→ **AVAILABLE DATA**
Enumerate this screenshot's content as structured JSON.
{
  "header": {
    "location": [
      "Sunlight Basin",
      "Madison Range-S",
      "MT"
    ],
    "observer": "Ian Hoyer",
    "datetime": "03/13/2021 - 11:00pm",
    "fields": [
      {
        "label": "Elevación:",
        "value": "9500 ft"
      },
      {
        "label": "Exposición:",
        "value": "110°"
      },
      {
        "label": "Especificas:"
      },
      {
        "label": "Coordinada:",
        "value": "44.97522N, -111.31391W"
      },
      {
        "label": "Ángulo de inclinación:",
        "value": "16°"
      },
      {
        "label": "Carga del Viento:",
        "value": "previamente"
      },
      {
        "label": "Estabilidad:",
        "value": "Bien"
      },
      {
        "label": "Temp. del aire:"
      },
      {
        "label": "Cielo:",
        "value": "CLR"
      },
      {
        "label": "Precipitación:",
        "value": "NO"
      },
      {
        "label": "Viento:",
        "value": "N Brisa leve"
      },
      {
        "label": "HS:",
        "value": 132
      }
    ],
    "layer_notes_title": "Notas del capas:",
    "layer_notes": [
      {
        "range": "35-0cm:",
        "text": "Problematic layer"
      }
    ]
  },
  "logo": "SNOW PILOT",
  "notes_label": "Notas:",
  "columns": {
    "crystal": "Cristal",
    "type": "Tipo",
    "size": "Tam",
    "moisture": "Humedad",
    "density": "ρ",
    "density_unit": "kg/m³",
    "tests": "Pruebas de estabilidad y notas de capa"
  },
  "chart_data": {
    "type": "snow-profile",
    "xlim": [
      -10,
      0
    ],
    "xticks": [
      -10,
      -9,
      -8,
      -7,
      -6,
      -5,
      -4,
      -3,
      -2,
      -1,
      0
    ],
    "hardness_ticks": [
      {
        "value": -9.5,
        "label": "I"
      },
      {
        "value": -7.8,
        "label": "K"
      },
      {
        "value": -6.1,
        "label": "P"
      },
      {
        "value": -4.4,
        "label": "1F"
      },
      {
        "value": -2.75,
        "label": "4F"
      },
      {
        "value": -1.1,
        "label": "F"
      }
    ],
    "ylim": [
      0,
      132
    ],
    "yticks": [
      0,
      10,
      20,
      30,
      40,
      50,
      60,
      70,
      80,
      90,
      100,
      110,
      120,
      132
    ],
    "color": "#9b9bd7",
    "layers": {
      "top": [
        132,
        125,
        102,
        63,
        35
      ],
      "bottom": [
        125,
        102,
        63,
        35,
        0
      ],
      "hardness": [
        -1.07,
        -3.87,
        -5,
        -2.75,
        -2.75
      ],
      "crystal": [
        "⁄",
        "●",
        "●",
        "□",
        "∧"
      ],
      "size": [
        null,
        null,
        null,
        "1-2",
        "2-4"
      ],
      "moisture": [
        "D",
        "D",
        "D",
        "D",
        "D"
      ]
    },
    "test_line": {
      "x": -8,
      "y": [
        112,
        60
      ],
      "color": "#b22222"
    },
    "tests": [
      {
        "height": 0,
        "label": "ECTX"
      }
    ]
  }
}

→ **WHAT TO WORK ON**
Print back all the lines verbatim.

→ **OUTPUT OF THE EXERCISE**
Enumerate this screenshot's content as structured JSON.
{
  "header": {
    "location": [
      "Sunlight Basin",
      "Madison Range-S",
      "MT"
    ],
    "observer": "Ian Hoyer",
    "datetime": "03/13/2021 - 11:00pm",
    "fields": [
      {
        "label": "Elevación:",
        "value": "9500 ft"
      },
      {
        "label": "Exposición:",
        "value": "110°"
      },
      {
        "label": "Especificas:"
      },
      {
        "label": "Coordinada:",
        "value": "44.97522N, -111.31391W"
      },
      {
        "label": "Ángulo de inclinación:",
        "value": "16°"
      },
      {
        "label": "Carga del Viento:",
        "value": "previamente"
      },
      {
        "label": "Estabilidad:",
        "value": "Bien"
      },
      {
        "label": "Temp. del aire:"
      },
      {
        "label": "Cielo:",
        "value": "CLR"
      },
      {
        "label": "Precipitación:",
        "value": "NO"
      },
      {
        "label": "Viento:",
        "value": "N Brisa leve"
      },
      {
        "label": "HS:",
        "value": 132
      }
    ],
    "layer_notes_title": "Notas del capas:",
    "layer_notes": [
      {
        "range": "35-0cm:",
        "text": "Problematic layer"
      }
    ]
  },
  "logo": "SNOW PILOT",
  "notes_label": "Notas:",
  "columns": {
    "crystal": "Cristal",
    "type": "Tipo",
    "size": "Tam",
    "moisture": "Humedad",
    "density": "ρ",
    "density_unit": "kg/m³",
    "tests": "Pruebas de estabilidad y notas de capa"
  },
  "chart_data": {
    "type": "snow-profile",
    "xlim": [
      -10,
      0
    ],
    "xticks": [
      -10,
      -9,
      -8,
      -7,
      -6,
      -5,
      -4,
      -3,
      -2,
      -1,
      0
    ],
    "hardness_ticks": [
      {
        "value": -9.5,
        "label": "I"
      },
      {
        "value": -7.8,
        "label": "K"
      },
      {
        "value": -6.1,
        "label": "P"
      },
      {
        "value": -4.4,
        "label": "1F"
      },
      {
        "value": -2.75,
        "label": "4F"
      },
      {
        "value": -1.1,
        "label": "F"
      }
    ],
    "ylim": [
      0,
      132
    ],
    "yticks": [
      0,
      10,
      20,
      30,
      40,
      50,
      60,
      70,
      80,
      90,
      100,
      110,
      120,
      132
    ],
    "color": "#9b9bd7",
    "layers": {
      "top": [
        132,
        125,
        102,
        63,
        35
      ],
      "bottom": [
        125,
        102,
        63,
        35,
        0
      ],
      "hardness": [
        -1.07,
        -3.87,
        -5,
        -2.75,
        -2.75
      ],
      "crystal": [
        "⁄",
        "●",
        "●",
        "□",
        "∧"
      ],
      "size": [
        null,
        null,
        null,
        "1-2",
        "2-4"
      ],
      "moisture": [
        "D",
        "D",
        "D",
        "D",
        "D"
      ]
    },
    "test_line": {
      "x": -8,
      "y": [
        112,
        60
      ],
      "color": "#b22222"
    },
    "tests": [
      {
        "height": 0,
        "label": "ECTX"
      }
    ]
  }
}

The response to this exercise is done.